- **AIM OF THE TASK**: How many lines in these records hold the string "this"? Reply with the number alone.

- **LISTING**:
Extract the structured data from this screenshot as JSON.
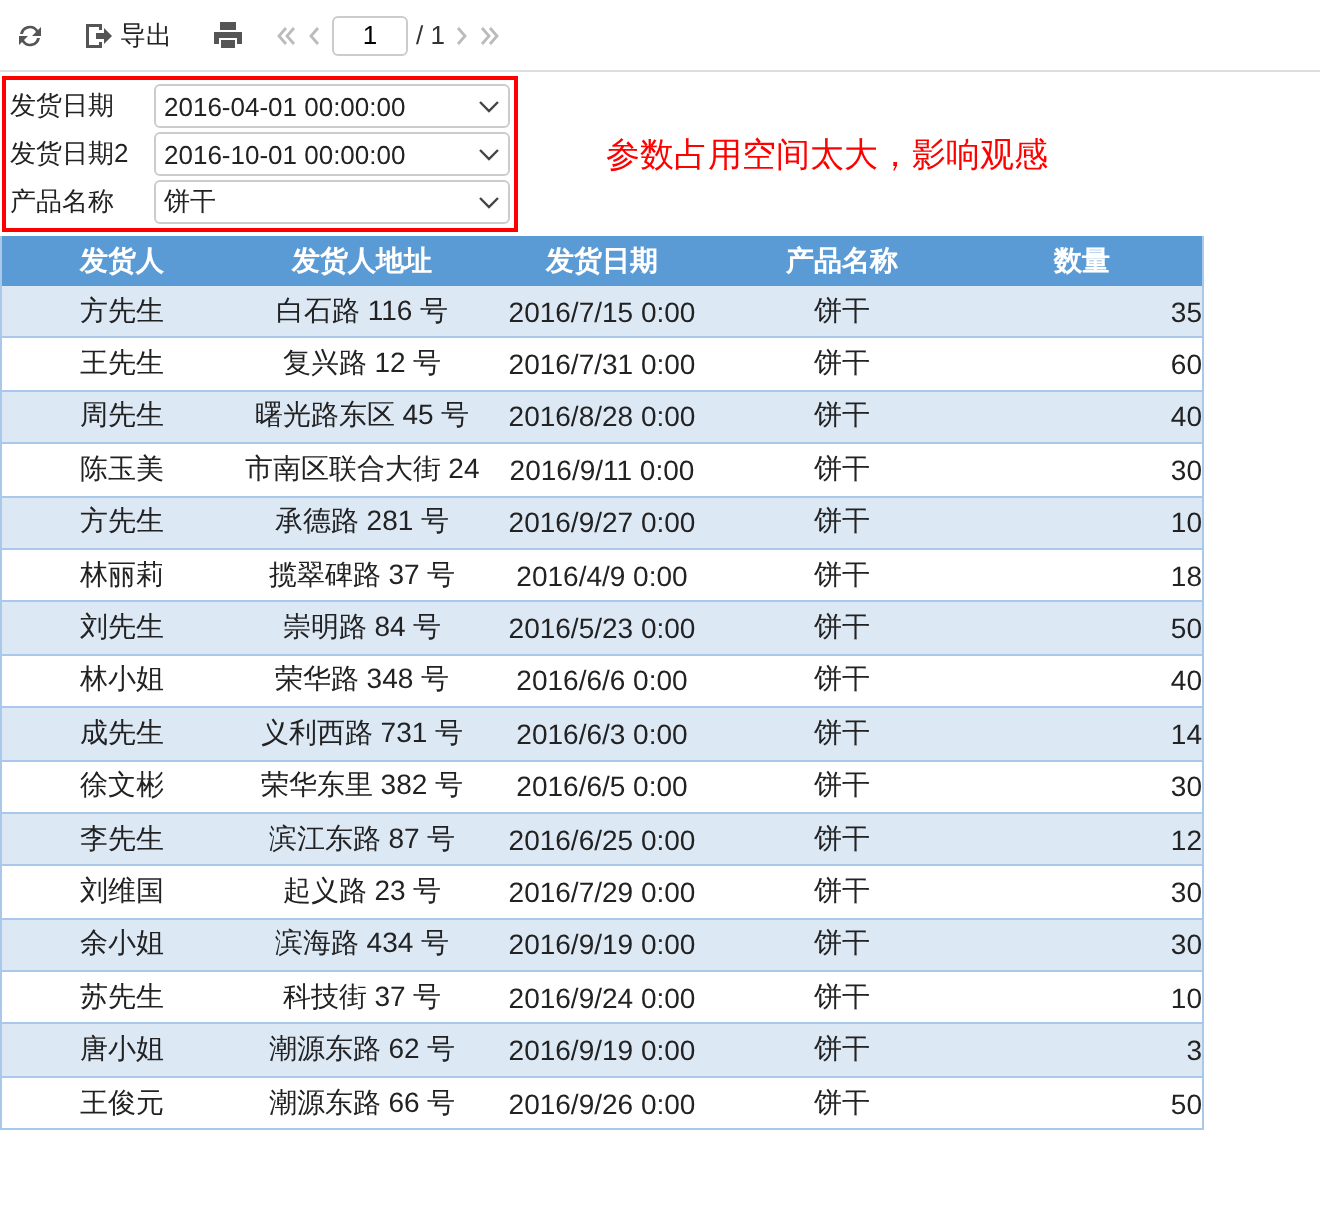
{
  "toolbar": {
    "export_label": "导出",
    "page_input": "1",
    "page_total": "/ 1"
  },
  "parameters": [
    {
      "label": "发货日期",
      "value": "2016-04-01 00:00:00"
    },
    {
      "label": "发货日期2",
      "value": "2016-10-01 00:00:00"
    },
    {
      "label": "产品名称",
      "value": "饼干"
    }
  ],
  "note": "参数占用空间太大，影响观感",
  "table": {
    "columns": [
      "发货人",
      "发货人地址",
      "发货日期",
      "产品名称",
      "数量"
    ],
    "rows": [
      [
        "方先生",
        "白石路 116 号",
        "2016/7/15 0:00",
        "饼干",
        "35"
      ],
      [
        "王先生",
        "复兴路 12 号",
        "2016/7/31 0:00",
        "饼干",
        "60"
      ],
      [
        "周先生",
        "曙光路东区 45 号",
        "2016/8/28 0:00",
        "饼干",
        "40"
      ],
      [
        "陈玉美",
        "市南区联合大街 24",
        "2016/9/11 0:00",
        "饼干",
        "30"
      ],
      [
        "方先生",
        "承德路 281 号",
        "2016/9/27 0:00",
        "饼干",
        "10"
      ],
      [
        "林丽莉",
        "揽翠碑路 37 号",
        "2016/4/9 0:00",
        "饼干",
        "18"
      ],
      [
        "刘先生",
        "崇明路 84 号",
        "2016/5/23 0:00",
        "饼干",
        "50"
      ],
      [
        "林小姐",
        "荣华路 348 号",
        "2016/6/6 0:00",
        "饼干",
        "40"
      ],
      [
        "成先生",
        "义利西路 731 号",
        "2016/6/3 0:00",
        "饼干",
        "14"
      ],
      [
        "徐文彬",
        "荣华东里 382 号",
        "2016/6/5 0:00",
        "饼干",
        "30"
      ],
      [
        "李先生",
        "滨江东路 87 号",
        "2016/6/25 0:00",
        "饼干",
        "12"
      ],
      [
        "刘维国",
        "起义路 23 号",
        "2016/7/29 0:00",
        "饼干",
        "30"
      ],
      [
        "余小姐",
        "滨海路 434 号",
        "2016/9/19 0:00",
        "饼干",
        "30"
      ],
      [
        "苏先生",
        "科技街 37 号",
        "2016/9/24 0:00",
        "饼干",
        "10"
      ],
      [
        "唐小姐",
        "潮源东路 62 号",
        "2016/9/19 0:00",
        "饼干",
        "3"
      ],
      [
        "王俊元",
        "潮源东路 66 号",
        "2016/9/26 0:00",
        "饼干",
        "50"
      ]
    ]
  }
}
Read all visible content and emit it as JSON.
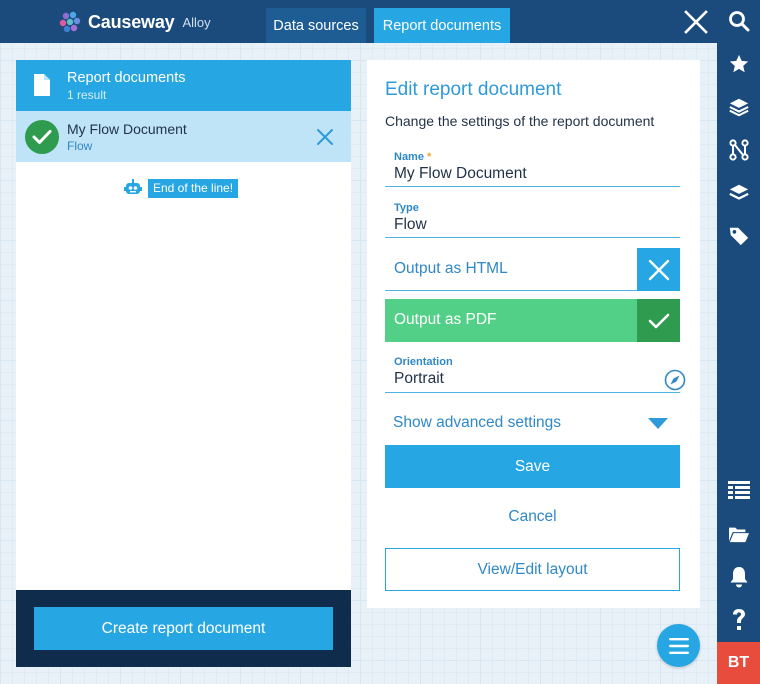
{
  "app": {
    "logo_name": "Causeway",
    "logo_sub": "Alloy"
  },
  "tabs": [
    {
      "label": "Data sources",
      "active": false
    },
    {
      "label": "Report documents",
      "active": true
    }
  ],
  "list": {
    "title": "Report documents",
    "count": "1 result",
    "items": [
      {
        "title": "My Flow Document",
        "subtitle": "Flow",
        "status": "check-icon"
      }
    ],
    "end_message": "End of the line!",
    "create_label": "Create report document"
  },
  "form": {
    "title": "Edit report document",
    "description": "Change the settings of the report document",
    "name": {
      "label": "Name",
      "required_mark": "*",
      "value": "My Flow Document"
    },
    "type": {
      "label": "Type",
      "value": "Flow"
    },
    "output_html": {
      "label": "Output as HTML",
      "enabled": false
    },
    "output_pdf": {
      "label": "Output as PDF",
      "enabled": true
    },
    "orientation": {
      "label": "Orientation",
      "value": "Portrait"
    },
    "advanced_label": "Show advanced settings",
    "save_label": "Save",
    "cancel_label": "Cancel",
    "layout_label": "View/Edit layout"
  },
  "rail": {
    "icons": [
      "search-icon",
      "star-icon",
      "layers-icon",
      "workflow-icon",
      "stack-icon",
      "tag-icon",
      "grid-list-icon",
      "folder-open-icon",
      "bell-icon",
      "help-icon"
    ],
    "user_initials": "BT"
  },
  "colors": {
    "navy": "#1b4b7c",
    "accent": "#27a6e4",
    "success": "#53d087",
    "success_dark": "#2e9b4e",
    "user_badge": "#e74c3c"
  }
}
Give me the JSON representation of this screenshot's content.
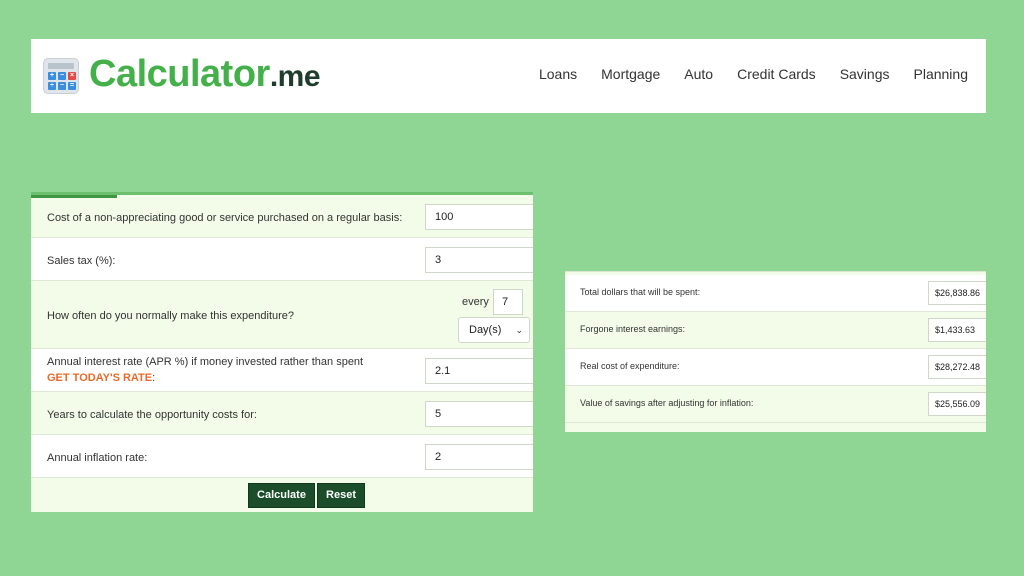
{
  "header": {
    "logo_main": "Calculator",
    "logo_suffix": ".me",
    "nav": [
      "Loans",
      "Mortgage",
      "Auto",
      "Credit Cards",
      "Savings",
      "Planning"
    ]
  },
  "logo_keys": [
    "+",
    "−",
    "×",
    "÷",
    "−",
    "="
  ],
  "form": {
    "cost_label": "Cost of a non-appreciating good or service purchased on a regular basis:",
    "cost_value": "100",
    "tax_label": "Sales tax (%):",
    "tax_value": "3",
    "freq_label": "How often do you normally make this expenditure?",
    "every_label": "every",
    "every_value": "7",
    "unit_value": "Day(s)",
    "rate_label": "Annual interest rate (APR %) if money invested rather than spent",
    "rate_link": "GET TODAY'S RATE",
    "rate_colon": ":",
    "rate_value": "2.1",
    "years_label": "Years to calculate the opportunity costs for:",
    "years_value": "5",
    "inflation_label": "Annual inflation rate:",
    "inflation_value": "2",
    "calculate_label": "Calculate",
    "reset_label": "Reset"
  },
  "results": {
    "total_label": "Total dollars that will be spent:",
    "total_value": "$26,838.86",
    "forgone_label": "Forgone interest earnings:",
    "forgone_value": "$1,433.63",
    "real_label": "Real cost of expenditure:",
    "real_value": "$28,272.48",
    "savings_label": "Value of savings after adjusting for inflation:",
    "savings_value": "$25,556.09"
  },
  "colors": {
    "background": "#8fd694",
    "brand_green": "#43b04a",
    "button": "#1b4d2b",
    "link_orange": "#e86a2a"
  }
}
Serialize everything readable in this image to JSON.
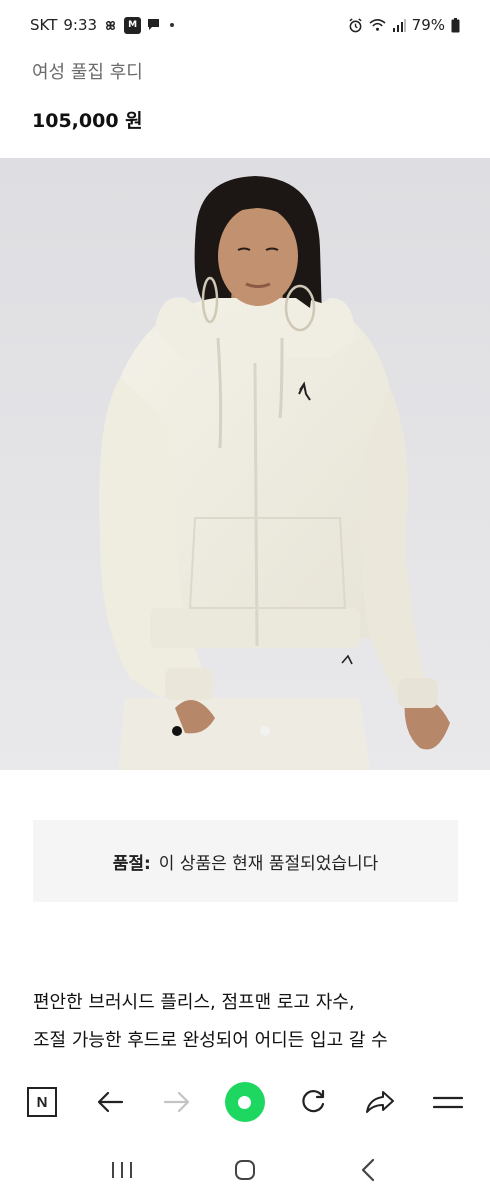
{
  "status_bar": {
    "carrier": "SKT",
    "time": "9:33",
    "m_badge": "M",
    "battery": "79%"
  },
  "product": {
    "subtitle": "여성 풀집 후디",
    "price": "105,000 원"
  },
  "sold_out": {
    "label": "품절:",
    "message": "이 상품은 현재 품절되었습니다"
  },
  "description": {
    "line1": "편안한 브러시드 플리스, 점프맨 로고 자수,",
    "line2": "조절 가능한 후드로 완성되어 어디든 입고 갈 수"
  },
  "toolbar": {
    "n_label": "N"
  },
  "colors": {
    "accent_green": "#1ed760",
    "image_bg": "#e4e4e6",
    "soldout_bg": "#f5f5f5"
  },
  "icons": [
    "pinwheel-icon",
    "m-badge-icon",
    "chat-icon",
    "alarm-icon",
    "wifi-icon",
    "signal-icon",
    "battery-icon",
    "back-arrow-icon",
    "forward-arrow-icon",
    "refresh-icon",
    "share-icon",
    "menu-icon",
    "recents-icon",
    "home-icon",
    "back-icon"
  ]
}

- **THE COMPLETED TASK**: 4